Task to carry out
From the listing below, pick out each line with the word "value".

[Stored data entries]
========================================

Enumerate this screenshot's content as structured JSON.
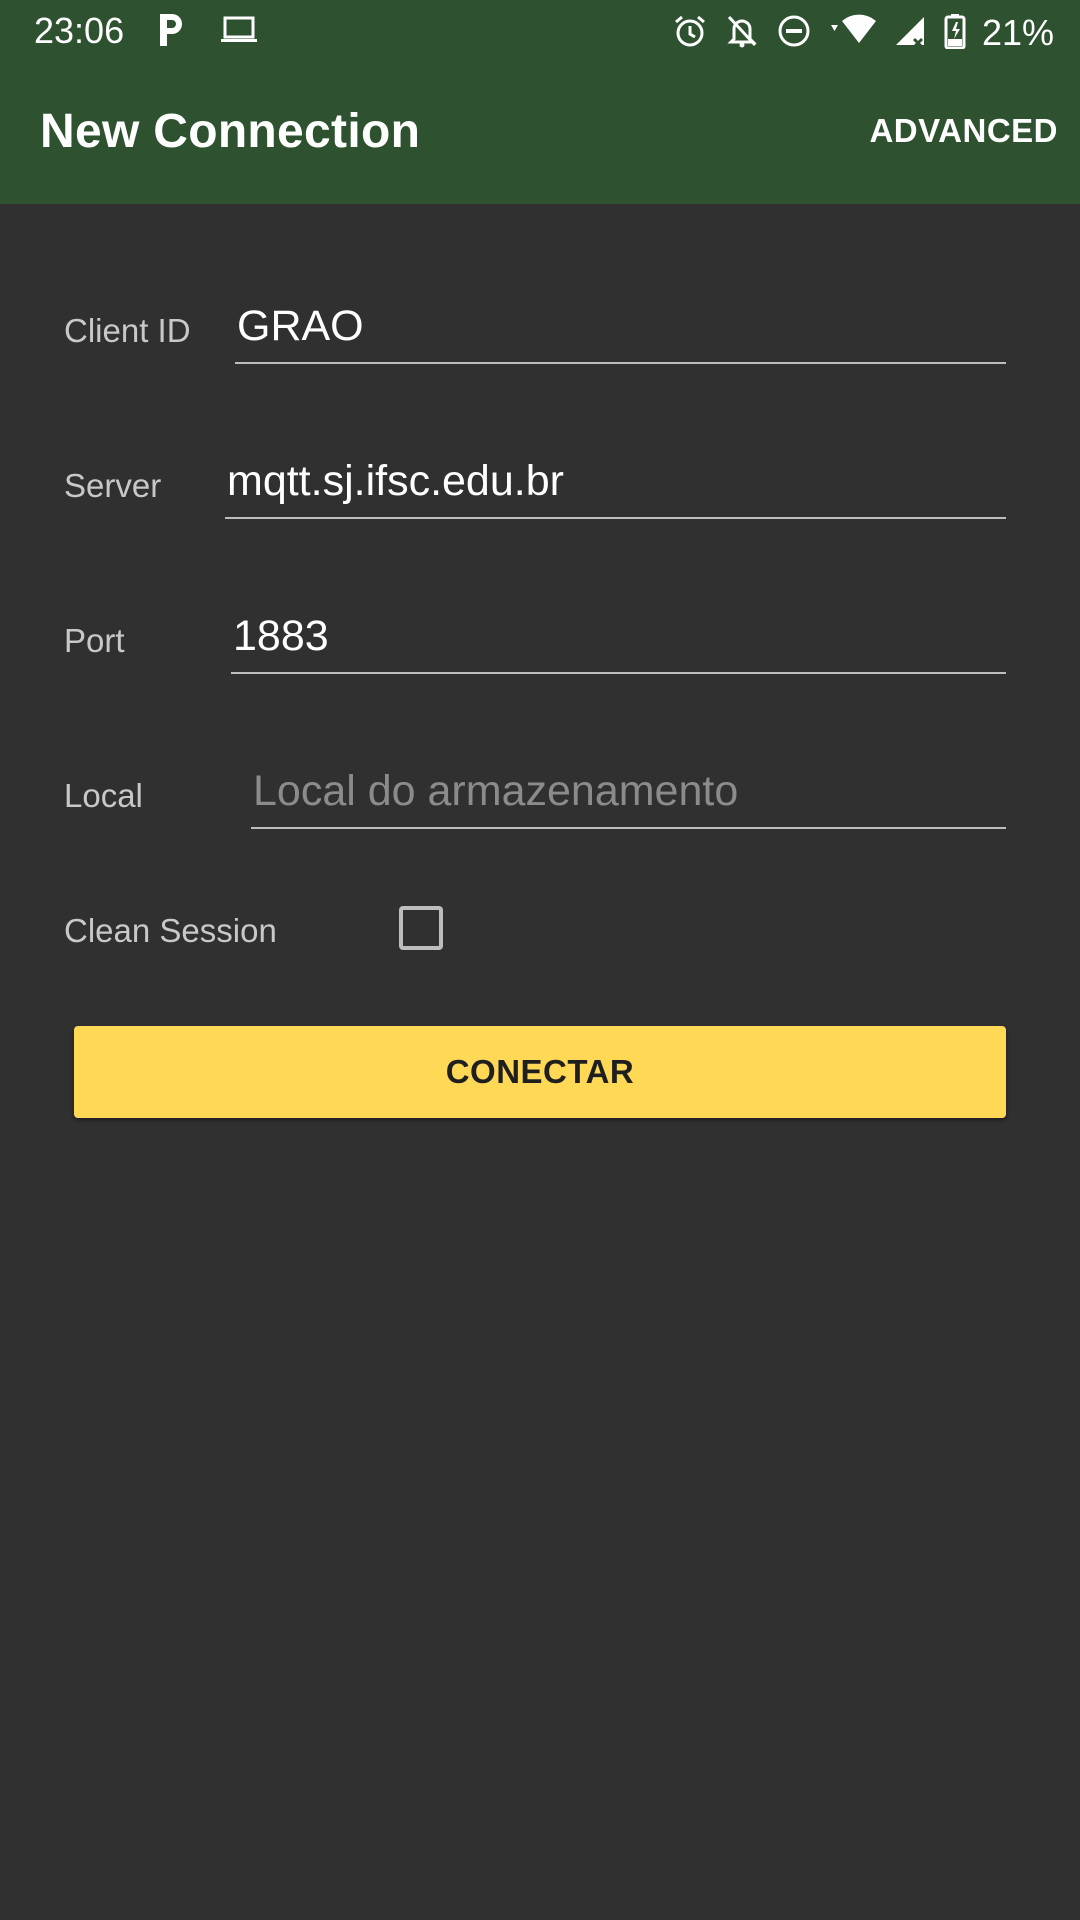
{
  "status_bar": {
    "time": "23:06",
    "battery": "21%",
    "icons": [
      "parking-icon",
      "laptop-icon",
      "alarm-icon",
      "notifications-off-icon",
      "do-not-disturb-icon",
      "wifi-icon",
      "signal-icon",
      "battery-icon"
    ]
  },
  "app_bar": {
    "title": "New Connection",
    "action": "ADVANCED",
    "color": "#2e5130"
  },
  "form": {
    "client_id": {
      "label": "Client ID",
      "value": "GRAO"
    },
    "server": {
      "label": "Server",
      "value": "mqtt.sj.ifsc.edu.br"
    },
    "port": {
      "label": "Port",
      "value": "1883"
    },
    "local": {
      "label": "Local",
      "value": "",
      "placeholder": "Local do armazenamento"
    },
    "clean_session": {
      "label": "Clean Session",
      "checked": false
    }
  },
  "connect_button": {
    "label": "CONECTAR",
    "color": "#ffd955"
  }
}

========================================

Exercise response
      "value": "GRAO"
      "value": "mqtt.sj.ifsc.edu.br"
      "value": "1883"
      "value": "",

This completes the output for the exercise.